> **Instructions for the task**
Output the records exactly as they appear, with no pictures included.

> **Material provided**
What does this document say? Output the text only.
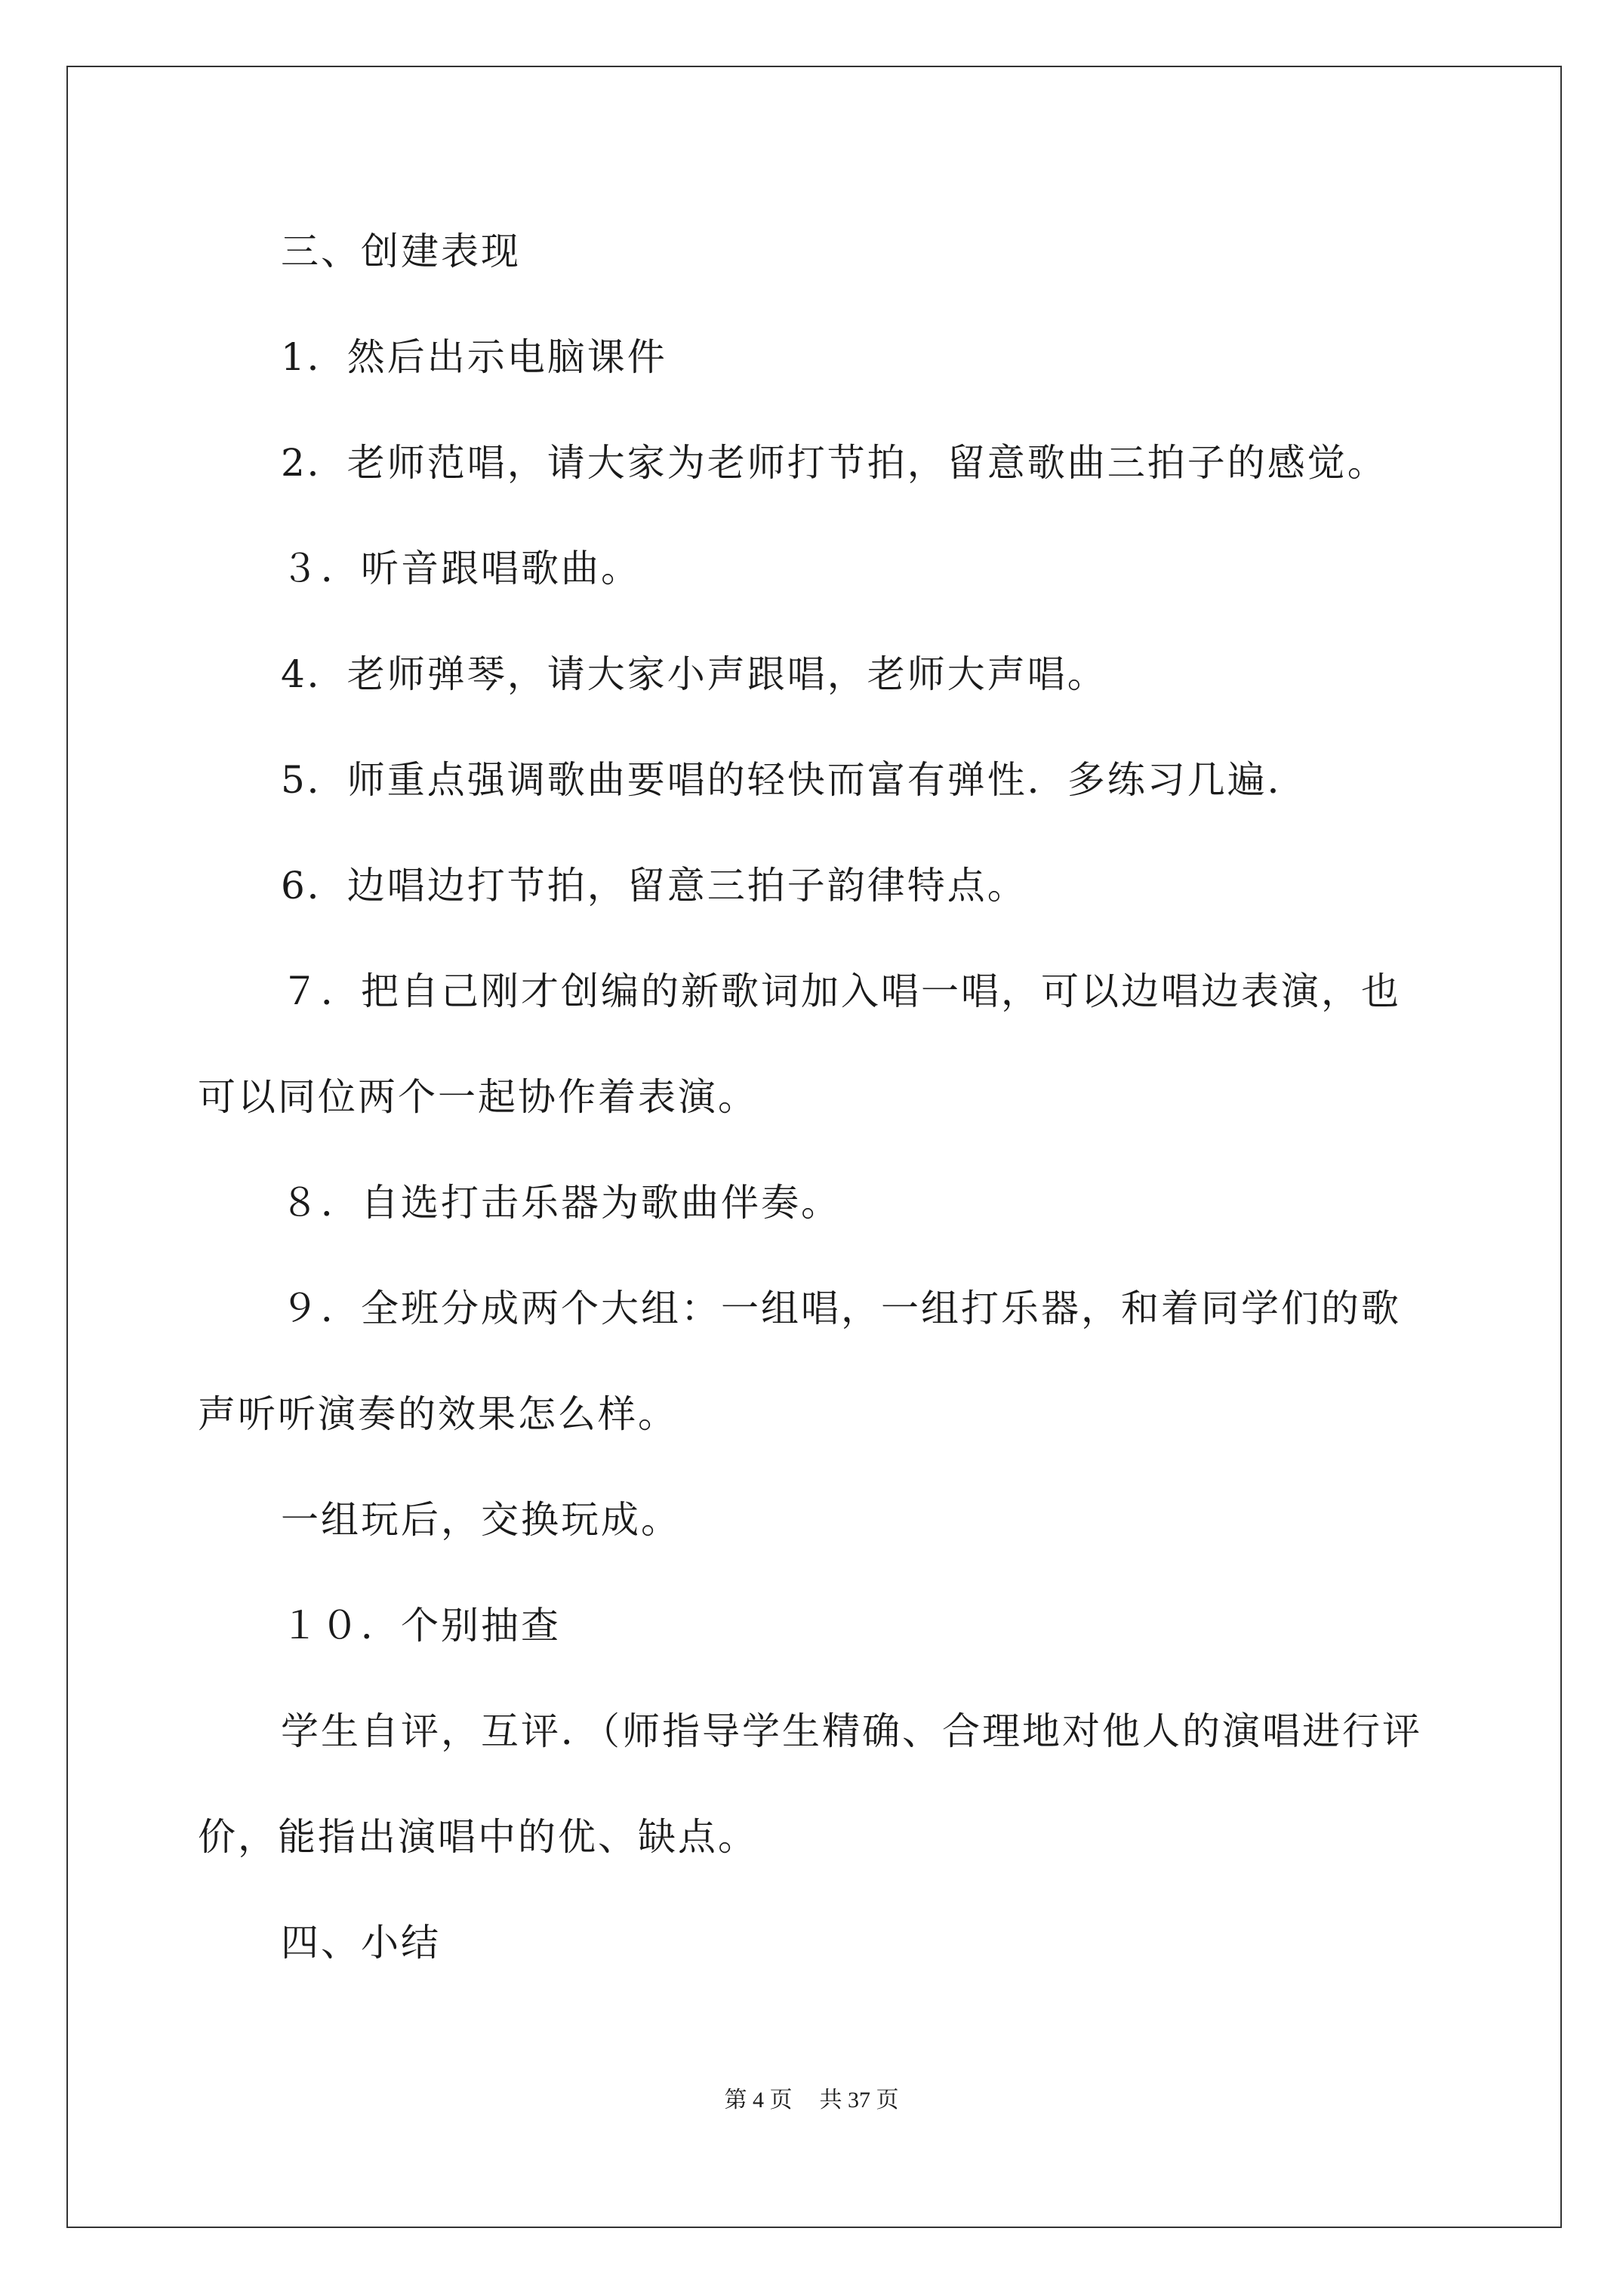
三、创建表现
1．然后出示电脑课件
2．老师范唱，请大家为老师打节拍，留意歌曲三拍子的感觉。
３．听音跟唱歌曲。
4．老师弹琴，请大家小声跟唱，老师大声唱。
5．师重点强调歌曲要唱的轻快而富有弹性．多练习几遍．
6．边唱边打节拍，留意三拍子韵律特点。
７．把自己刚才创编的新歌词加入唱一唱，可以边唱边表演，也
可以同位两个一起协作着表演。
８．自选打击乐器为歌曲伴奏。
９．全班分成两个大组：一组唱，一组打乐器，和着同学们的歌
声听听演奏的效果怎么样。
一组玩后，交换玩成。
１０．个别抽查
学生自评，互评．（师指导学生精确、合理地对他人的演唱进行评
价，能指出演唱中的优、缺点。
四、小结
第 4 页 共 37 页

> **Output for this exercise**
What does this document say? Output the text only.
三、创建表现
1．然后出示电脑课件
2．老师范唱，请大家为老师打节拍，留意歌曲三拍子的感觉。
３．听音跟唱歌曲。
4．老师弹琴，请大家小声跟唱，老师大声唱。
5．师重点强调歌曲要唱的轻快而富有弹性．多练习几遍．
6．边唱边打节拍，留意三拍子韵律特点。
７．把自己刚才创编的新歌词加入唱一唱，可以边唱边表演，也
可以同位两个一起协作着表演。
８．自选打击乐器为歌曲伴奏。
９．全班分成两个大组：一组唱，一组打乐器，和着同学们的歌
声听听演奏的效果怎么样。
一组玩后，交换玩成。
１０．个别抽查
学生自评，互评．（师指导学生精确、合理地对他人的演唱进行评
价，能指出演唱中的优、缺点。
四、小结
第 4 页 共 37 页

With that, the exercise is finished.